* _Stored data_
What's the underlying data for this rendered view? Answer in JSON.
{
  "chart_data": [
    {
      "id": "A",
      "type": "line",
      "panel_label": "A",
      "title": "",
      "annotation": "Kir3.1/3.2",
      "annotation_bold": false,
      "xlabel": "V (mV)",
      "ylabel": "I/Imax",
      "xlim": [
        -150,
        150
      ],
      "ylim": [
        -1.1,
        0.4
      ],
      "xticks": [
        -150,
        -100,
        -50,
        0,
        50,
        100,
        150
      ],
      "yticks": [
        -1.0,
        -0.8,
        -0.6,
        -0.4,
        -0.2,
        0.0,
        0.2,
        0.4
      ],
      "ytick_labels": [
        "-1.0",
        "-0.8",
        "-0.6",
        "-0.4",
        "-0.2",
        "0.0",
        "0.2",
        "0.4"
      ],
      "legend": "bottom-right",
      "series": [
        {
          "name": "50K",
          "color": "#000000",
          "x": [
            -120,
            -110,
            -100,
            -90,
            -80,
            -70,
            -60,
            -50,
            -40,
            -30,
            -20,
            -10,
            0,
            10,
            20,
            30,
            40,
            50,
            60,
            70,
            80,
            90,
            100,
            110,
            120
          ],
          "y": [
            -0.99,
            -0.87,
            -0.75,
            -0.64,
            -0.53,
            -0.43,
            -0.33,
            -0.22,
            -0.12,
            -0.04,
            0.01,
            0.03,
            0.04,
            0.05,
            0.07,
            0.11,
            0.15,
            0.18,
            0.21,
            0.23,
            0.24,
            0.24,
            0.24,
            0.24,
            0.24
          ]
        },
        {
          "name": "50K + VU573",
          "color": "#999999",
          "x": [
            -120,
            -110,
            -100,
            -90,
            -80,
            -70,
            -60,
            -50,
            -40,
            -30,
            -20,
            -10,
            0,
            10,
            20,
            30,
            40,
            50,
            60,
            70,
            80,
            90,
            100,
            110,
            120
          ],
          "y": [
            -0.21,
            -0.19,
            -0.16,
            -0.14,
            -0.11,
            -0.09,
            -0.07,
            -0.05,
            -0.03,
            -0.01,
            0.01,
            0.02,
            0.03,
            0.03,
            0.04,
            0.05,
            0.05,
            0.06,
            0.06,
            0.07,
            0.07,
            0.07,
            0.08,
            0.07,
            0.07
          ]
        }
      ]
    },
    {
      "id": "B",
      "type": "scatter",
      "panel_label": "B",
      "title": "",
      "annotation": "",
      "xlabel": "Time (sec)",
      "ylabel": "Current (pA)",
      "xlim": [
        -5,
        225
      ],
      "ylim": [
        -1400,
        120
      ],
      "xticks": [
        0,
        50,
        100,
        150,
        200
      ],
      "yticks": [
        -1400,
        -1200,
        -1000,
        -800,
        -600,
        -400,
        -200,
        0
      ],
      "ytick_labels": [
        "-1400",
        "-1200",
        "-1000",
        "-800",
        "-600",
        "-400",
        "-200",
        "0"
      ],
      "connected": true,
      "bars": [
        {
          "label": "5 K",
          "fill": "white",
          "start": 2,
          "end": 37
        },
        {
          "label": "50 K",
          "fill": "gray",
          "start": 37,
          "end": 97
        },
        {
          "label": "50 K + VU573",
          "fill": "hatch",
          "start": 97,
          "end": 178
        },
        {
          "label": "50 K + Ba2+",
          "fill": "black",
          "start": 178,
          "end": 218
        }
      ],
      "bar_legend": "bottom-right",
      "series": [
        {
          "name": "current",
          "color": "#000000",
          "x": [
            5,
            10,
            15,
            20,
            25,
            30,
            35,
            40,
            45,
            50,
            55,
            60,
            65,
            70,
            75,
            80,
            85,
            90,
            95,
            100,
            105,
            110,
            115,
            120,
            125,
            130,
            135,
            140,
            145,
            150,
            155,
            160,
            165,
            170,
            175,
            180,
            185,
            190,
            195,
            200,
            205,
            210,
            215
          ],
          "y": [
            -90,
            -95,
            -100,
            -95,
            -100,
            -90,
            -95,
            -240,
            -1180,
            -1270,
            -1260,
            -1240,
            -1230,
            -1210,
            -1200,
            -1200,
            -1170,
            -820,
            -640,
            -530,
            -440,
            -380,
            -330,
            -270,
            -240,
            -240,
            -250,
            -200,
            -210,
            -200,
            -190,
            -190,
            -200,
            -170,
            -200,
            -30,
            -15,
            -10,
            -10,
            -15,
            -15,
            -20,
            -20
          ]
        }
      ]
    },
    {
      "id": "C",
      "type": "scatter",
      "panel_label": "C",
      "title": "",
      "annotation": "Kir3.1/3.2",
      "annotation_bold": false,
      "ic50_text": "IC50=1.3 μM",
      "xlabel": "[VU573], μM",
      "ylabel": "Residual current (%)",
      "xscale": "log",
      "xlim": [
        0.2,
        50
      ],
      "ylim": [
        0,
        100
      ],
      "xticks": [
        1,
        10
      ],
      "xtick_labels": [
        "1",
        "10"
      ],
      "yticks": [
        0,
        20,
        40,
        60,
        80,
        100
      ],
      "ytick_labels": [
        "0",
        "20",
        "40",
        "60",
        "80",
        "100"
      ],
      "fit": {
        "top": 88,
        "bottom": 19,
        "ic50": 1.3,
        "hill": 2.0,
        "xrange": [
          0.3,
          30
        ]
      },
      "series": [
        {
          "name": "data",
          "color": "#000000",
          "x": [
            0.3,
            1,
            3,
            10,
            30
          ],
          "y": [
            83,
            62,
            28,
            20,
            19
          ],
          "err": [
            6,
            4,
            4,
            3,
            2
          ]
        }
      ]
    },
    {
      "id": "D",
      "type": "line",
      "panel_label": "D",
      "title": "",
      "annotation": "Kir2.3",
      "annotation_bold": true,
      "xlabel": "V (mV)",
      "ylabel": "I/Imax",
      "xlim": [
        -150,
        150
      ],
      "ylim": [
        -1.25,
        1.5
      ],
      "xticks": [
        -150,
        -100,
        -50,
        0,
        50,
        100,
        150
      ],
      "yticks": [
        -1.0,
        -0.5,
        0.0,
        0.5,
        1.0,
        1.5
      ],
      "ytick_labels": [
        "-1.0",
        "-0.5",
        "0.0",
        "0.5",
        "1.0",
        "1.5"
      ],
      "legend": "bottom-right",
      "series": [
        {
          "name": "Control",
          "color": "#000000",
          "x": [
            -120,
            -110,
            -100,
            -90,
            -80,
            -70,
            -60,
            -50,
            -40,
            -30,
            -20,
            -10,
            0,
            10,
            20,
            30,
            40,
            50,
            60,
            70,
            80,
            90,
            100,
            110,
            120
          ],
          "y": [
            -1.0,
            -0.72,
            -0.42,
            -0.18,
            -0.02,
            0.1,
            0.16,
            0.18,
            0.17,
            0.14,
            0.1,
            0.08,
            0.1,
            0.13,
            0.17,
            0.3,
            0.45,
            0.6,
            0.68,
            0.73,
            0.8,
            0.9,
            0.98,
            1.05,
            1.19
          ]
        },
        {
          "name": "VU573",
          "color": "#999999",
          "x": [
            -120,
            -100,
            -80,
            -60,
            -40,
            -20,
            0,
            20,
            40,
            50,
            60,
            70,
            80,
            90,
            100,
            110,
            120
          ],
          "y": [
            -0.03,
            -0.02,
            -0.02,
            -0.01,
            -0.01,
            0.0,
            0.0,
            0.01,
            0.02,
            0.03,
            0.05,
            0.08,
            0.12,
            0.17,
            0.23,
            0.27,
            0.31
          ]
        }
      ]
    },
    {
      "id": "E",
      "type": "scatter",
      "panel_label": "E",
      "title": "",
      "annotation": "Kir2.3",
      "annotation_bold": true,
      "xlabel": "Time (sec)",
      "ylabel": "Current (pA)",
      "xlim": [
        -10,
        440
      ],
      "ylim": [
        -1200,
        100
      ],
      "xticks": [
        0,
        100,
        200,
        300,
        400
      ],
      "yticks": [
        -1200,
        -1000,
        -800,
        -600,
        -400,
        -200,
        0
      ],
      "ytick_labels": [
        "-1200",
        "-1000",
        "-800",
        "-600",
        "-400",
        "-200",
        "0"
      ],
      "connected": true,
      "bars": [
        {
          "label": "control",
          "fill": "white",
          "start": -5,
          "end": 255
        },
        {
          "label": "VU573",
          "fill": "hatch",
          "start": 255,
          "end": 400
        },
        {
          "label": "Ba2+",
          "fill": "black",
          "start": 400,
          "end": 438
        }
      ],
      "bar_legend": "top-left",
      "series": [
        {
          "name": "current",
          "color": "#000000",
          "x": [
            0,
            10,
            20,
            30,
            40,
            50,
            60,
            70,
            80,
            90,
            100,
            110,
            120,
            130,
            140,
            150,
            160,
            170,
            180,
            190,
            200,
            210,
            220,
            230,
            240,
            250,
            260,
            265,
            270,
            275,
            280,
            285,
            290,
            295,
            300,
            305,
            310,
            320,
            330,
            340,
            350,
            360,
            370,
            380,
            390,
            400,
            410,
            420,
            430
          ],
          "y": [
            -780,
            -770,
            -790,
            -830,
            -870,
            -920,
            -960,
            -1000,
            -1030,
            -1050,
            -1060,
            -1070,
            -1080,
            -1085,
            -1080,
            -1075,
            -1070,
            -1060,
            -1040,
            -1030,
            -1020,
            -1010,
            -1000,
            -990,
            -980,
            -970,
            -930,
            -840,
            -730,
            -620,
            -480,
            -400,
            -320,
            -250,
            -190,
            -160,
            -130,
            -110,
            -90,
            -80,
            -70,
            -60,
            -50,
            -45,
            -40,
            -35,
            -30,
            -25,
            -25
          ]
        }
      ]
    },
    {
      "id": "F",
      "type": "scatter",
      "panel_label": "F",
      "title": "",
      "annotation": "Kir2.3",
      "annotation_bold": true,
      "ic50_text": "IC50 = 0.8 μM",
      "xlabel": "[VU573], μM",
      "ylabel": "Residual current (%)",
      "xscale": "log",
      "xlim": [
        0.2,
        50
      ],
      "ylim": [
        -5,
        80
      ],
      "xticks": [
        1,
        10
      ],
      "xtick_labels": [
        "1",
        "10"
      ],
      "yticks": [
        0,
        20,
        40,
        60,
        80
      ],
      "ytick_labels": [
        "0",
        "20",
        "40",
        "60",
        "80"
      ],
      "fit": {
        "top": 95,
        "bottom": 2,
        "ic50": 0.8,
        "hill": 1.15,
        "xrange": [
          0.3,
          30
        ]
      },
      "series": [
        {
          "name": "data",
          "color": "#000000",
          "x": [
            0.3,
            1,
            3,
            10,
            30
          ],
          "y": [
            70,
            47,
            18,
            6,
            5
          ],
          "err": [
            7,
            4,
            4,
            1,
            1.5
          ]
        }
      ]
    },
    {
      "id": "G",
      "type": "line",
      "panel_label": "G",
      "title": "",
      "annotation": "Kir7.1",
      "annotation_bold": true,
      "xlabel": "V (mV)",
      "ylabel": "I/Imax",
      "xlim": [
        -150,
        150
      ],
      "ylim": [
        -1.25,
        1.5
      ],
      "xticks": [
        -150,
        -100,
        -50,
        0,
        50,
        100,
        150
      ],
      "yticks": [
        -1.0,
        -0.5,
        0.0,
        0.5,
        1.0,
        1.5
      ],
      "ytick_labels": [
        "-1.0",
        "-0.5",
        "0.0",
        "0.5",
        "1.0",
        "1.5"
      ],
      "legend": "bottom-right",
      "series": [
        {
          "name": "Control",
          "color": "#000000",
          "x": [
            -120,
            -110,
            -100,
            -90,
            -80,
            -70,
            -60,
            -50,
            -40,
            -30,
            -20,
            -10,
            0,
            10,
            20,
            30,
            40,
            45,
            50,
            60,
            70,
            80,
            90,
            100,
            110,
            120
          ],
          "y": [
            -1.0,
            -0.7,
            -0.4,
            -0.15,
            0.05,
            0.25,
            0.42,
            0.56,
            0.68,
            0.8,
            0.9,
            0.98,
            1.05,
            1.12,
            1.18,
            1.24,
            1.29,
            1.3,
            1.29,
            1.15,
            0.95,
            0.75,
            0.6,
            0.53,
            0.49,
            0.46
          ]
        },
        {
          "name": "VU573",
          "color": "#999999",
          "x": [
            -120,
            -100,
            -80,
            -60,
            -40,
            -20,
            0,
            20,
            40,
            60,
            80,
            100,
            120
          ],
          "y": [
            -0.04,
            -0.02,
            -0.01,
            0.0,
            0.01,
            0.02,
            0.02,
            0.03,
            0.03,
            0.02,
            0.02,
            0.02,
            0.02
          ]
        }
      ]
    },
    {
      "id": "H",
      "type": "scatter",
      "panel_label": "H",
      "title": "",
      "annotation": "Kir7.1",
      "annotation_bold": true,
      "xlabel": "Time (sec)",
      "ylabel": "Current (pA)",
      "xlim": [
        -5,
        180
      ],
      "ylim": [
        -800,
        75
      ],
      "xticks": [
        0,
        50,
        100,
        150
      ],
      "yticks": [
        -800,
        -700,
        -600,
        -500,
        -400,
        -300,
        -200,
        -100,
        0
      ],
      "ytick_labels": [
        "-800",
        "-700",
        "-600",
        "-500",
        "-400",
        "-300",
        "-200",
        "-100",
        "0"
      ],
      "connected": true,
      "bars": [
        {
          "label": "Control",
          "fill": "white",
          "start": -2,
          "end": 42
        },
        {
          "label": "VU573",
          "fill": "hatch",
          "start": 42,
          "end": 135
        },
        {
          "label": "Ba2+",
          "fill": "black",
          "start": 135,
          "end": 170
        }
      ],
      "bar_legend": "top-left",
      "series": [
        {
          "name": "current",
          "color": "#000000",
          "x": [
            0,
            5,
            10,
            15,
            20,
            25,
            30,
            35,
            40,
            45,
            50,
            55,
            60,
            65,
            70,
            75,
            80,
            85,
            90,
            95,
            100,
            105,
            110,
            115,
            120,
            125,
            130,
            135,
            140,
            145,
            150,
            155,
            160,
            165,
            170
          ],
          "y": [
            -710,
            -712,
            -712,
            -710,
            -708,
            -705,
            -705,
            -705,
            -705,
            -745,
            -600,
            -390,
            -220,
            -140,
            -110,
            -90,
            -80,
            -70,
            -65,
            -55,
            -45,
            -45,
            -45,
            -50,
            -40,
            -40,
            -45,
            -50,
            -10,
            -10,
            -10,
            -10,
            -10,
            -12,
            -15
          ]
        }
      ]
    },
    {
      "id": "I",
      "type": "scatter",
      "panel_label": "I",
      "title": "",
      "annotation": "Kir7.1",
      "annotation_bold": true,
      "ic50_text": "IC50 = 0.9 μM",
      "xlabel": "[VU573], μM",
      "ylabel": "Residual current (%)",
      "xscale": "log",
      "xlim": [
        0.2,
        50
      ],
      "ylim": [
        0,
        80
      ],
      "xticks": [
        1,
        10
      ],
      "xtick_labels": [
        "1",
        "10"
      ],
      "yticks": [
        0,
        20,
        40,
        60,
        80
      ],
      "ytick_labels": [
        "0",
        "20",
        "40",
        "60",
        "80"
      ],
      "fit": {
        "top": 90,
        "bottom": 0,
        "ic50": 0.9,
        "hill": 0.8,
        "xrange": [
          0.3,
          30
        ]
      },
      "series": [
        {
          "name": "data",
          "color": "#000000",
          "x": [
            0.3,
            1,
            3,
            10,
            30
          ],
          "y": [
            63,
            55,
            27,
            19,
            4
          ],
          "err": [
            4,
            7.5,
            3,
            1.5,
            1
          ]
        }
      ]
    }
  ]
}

* _Instruction_
From the listing above, return each line with the word "start".

* _Expected answer_
          "start": 2,
          "start": 37,
          "start": 97,
          "start": 178,
          "start": -5,
          "start": 255,
          "start": 400,
          "start": -2,
          "start": 42,
          "start": 135,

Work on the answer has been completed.